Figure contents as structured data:

──────

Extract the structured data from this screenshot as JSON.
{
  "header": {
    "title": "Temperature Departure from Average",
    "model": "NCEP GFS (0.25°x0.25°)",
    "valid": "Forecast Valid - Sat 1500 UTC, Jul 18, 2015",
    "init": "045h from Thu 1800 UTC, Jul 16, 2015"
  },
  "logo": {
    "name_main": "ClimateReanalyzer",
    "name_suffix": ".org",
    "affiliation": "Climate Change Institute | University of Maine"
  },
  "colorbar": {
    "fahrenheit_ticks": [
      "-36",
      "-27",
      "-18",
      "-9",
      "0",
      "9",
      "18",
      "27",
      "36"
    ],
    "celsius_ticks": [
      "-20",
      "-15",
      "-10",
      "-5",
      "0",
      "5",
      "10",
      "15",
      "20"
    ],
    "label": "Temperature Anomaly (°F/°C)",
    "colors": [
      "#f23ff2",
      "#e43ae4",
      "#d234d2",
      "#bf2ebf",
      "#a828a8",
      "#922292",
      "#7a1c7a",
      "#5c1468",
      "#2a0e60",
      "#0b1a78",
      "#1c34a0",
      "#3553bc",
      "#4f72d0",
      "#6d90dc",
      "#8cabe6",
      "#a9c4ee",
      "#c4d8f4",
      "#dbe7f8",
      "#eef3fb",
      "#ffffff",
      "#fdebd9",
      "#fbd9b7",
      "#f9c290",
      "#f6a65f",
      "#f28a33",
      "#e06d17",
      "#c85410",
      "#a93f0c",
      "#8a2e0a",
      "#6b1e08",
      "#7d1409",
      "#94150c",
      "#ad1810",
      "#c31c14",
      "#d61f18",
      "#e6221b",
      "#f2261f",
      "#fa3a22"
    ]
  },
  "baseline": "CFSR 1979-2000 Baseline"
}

──────

PROMPT | In the material above, find each line that contains the word "from", and select it.

ANSWER TO THE PROBLEM |
Extract the structured data from this screenshot as JSON.
    "title": "Temperature Departure from Average",
    "init": "045h from Thu 1800 UTC, Jul 16, 2015"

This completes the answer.